The answer is a single number: how many lines hold the string "光缆总图".

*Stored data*
____________________
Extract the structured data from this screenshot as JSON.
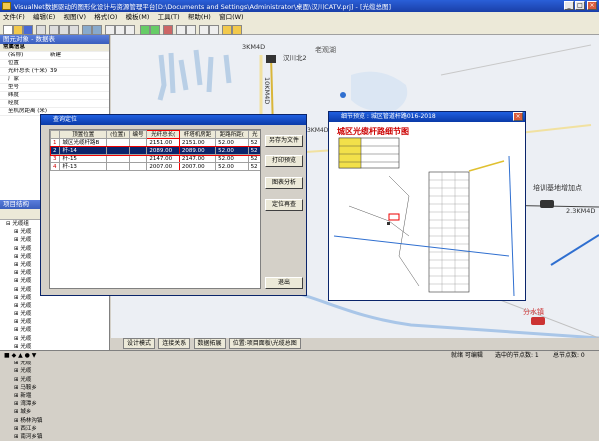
{
  "window": {
    "title": "VisualNet数据驱动的图形化设计与资源管理平台[D:\\Documents and Settings\\Administrator\\桌面\\汉川CATV.prj] - [光缆总图]"
  },
  "menu": [
    "文件(F)",
    "编辑(E)",
    "视图(V)",
    "格式(O)",
    "模板(M)",
    "工具(T)",
    "帮助(H)",
    "窗口(W)"
  ],
  "left_panel": {
    "title": "图元对象 - 数据表",
    "group": "常属信息",
    "props": [
      {
        "k": "(名称)",
        "v": "新建"
      },
      {
        "k": "位置",
        "v": ""
      },
      {
        "k": "光纤总长 (千米)",
        "v": "39"
      },
      {
        "k": "厂家",
        "v": ""
      },
      {
        "k": "型号",
        "v": ""
      },
      {
        "k": "纬度",
        "v": ""
      },
      {
        "k": "经度",
        "v": ""
      },
      {
        "k": "至机房距离 (米)",
        "v": ""
      }
    ],
    "tree_title": "项目结构",
    "tree": [
      "光缆组",
      "光缆",
      "光缆",
      "光缆",
      "光缆",
      "光缆",
      "光缆",
      "光缆",
      "光缆",
      "光缆",
      "光缆",
      "光缆",
      "光缆",
      "光缆",
      "光缆",
      "光缆",
      "光缆",
      "光缆",
      "光缆",
      "光缆",
      "马鞍乡",
      "新堰",
      "湾潭乡",
      "城乡",
      "杨林沟镇",
      "西江乡",
      "南河乡镇"
    ]
  },
  "map": {
    "labels": {
      "l1": "3KM4D",
      "l2": "汉川北2",
      "l3": "老观湖",
      "l4": "10KM4D",
      "l5": "3KM4D",
      "l6": "培训基地增加点",
      "l7": "2.3KM4D",
      "l8": "分水镇",
      "l9": "场"
    }
  },
  "query_dialog": {
    "title": "查询定位",
    "headers": [
      "",
      "顶置位置",
      "(位置)",
      "编号",
      "光纤总长(",
      "杆塔机房距",
      "距路所距(",
      "光"
    ],
    "rows": [
      [
        "1",
        "城区光缆杆路B",
        "",
        "",
        "2151.00",
        "2151.00",
        "52.00",
        "52"
      ],
      [
        "2",
        "杆-14",
        "",
        "",
        "2089.00",
        "2089.00",
        "52.00",
        "52"
      ],
      [
        "3",
        "杆-15",
        "",
        "",
        "2147.00",
        "2147.00",
        "52.00",
        "52"
      ],
      [
        "4",
        "杆-13",
        "",
        "",
        "2007.00",
        "2007.00",
        "52.00",
        "52"
      ]
    ],
    "buttons": {
      "save": "另存为文件",
      "print": "打印预览",
      "chart": "图表分析",
      "position": "定位再查",
      "exit": "退出"
    }
  },
  "preview": {
    "title": "细节预览 : 城区管道杆路016-2018",
    "doc_title": "城区光缆杆路细节图"
  },
  "bottom_tabs": [
    "设计模式",
    "连接关系",
    "数据拓展",
    "位置:项目面板\\光缆总图"
  ],
  "status": {
    "ready": "就绪",
    "tip": "就绪 可编辑",
    "selected": "选中的节点数: 1",
    "total": "总节点数: 0"
  }
}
____________________
*Result of the exercise*
2